Lectio divina
Les mots de la spiritualité
par Enzo Bianchi
Si l'Esprit est le maître de la vie chrétienne, l’Écriture peut être entendue comme l'élément qui transmet cet enseignement
«La grâce de Dieu, source de salut pour tous les hommes, s'est manifestée, nous enseignant (...) à vivre» (Tite 2,11-12). Ce passage néo-testamentaire parle du Christ comme de la grâce personnifiée qui enseigne à l'homme à vivre. Si l'Esprit est le grand maître de la vie chrétienne, l’Écriture, qui est sacrement de la volonté et de la Parole de Dieu, peut être entendue comme l'élément qui transmet cet enseignement. Certes, il s'agit de l’Écriture interprétée dans l'Esprit Saint, de l’Écriture priée.

> DONNÉES AFFICHÉES:
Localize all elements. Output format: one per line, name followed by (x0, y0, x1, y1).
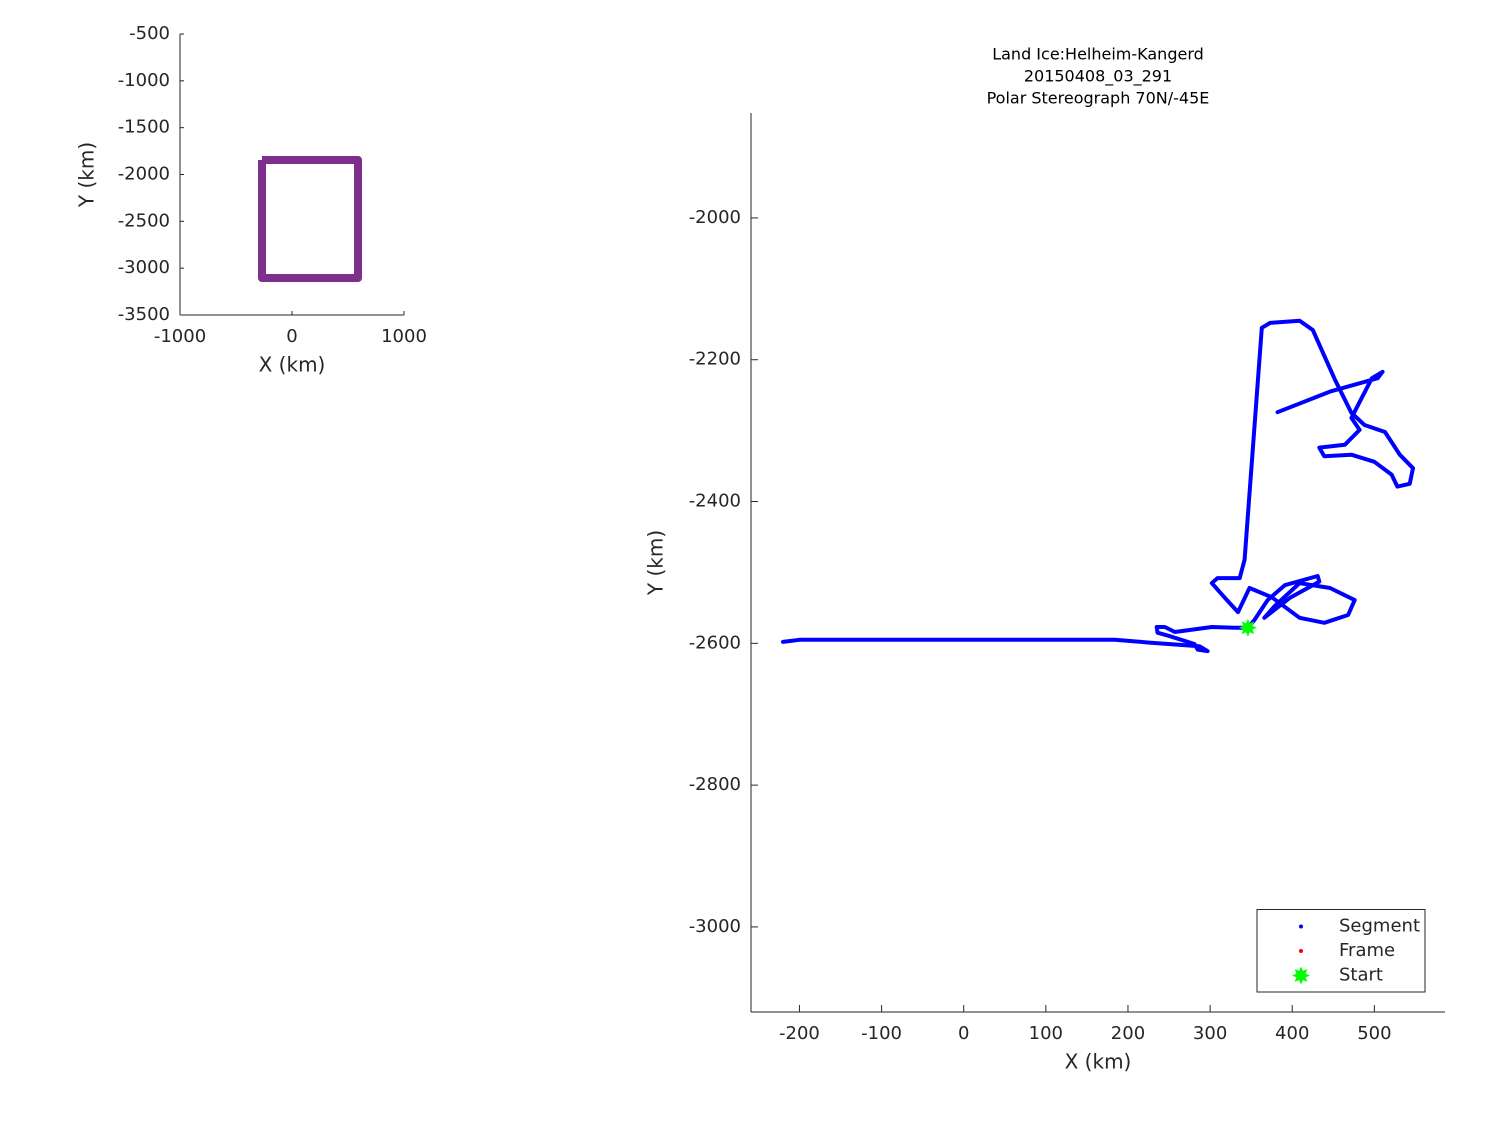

> ÉNONCÉ DU PROBLÈME:
Répondez à ces questions à propos du texte sur la lectio divina.
(a) Quelle référence biblique accompagne la citation placée au début ?
(b) De quoi l'Écriture est-elle appelée sacrement ?
(c) Qui est désigné comme le grand maître de la vie chrétienne ?
Servez-vous uniquement du texte sur la lectio divina pour répondre.

> RÉPONSE PROPOSÉE:
(a) Tite 2,11-12.
(b) De la volonté et de la Parole de Dieu.
(c) L'Esprit.